Data shown -
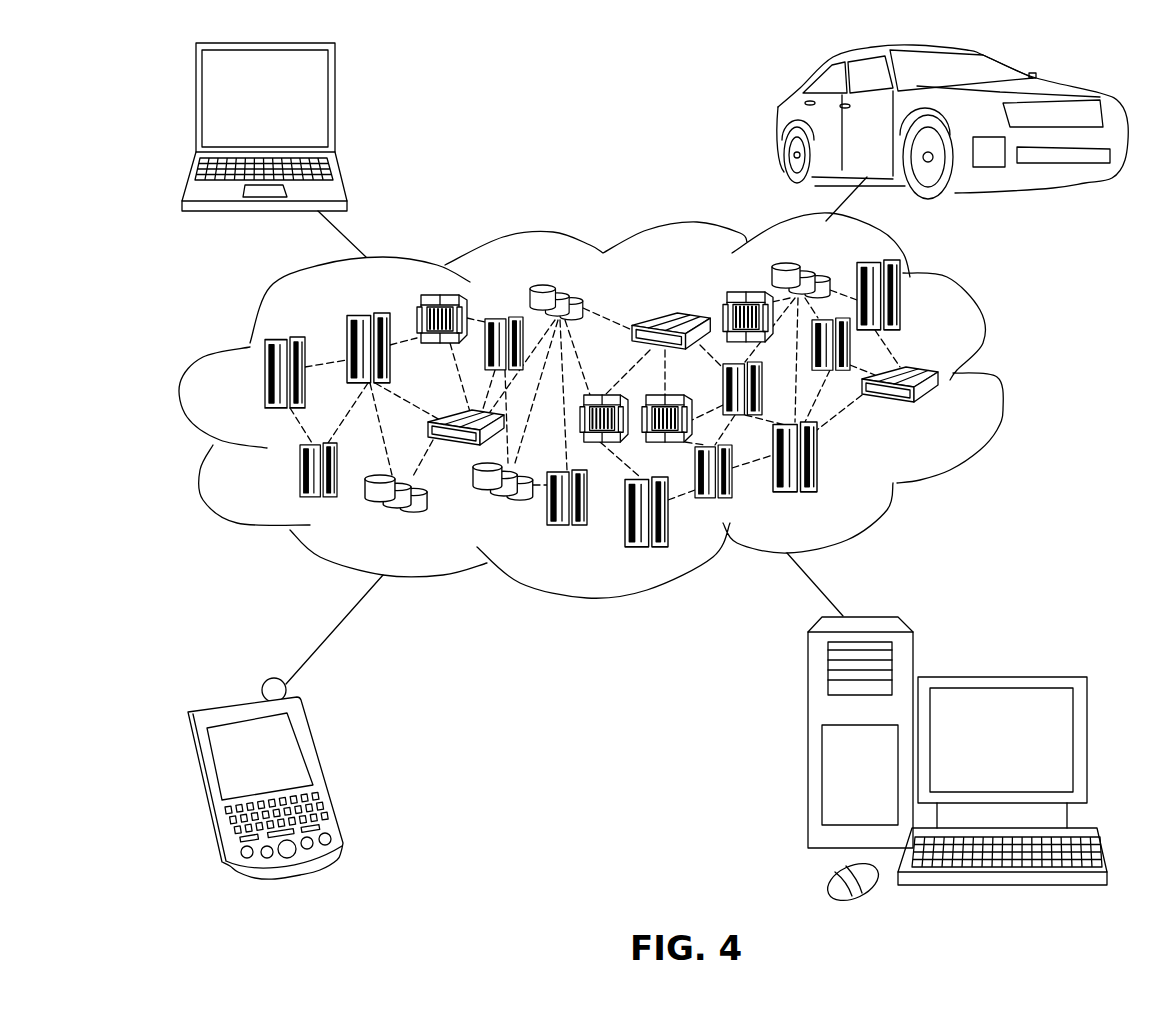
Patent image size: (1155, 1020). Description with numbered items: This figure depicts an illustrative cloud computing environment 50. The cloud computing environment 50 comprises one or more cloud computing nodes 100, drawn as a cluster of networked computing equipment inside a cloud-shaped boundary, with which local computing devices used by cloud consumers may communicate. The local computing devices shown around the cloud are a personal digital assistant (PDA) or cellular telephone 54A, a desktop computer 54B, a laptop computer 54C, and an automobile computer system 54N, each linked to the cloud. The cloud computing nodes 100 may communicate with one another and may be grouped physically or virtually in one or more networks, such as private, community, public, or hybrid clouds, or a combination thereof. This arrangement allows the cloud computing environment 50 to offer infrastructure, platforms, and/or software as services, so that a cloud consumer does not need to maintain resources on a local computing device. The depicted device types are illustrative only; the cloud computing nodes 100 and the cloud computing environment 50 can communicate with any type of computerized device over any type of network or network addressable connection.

The cloud computing nodes 100 is at (653, 475).
The cloud computing environment 50 is at (1000, 382).
The personal digital assistant (PDA) or cellular telephone 54A is at (324, 770).
The desktop computer 54B is at (997, 675).
The laptop computer 54C is at (336, 104).
The automobile computer system 54N is at (778, 121).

Goal -
Pull out each line of the entries that contains the word "system".

Solution -
Patent image size: (1155, 1020). Description with numbered items: This figure depicts an illustrative cloud computing environment 50. The cloud computing environment 50 comprises one or more cloud computing nodes 100, drawn as a cluster of networked computing equipment inside a cloud-shaped boundary, with which local computing devices used by cloud consumers may communicate. The local computing devices shown around the cloud are a personal digital assistant (PDA) or cellular telephone 54A, a desktop computer 54B, a laptop computer 54C, and an automobile computer system 54N, each linked to the cloud. The cloud computing nodes 100 may communicate with one another and may be grouped physically or virtually in one or more networks, such as private, community, public, or hybrid clouds, or a combination thereof. This arrangement allows the cloud computing environment 50 to offer infrastructure, platforms, and/or software as services, so that a cloud consumer does not need to maintain resources on a local computing device. The depicted device types are illustrative only; the cloud computing nodes 100 and the cloud computing environment 50 can communicate with any type of computerized device over any type of network or network addressable connection.
The automobile computer system 54N is at (778, 121).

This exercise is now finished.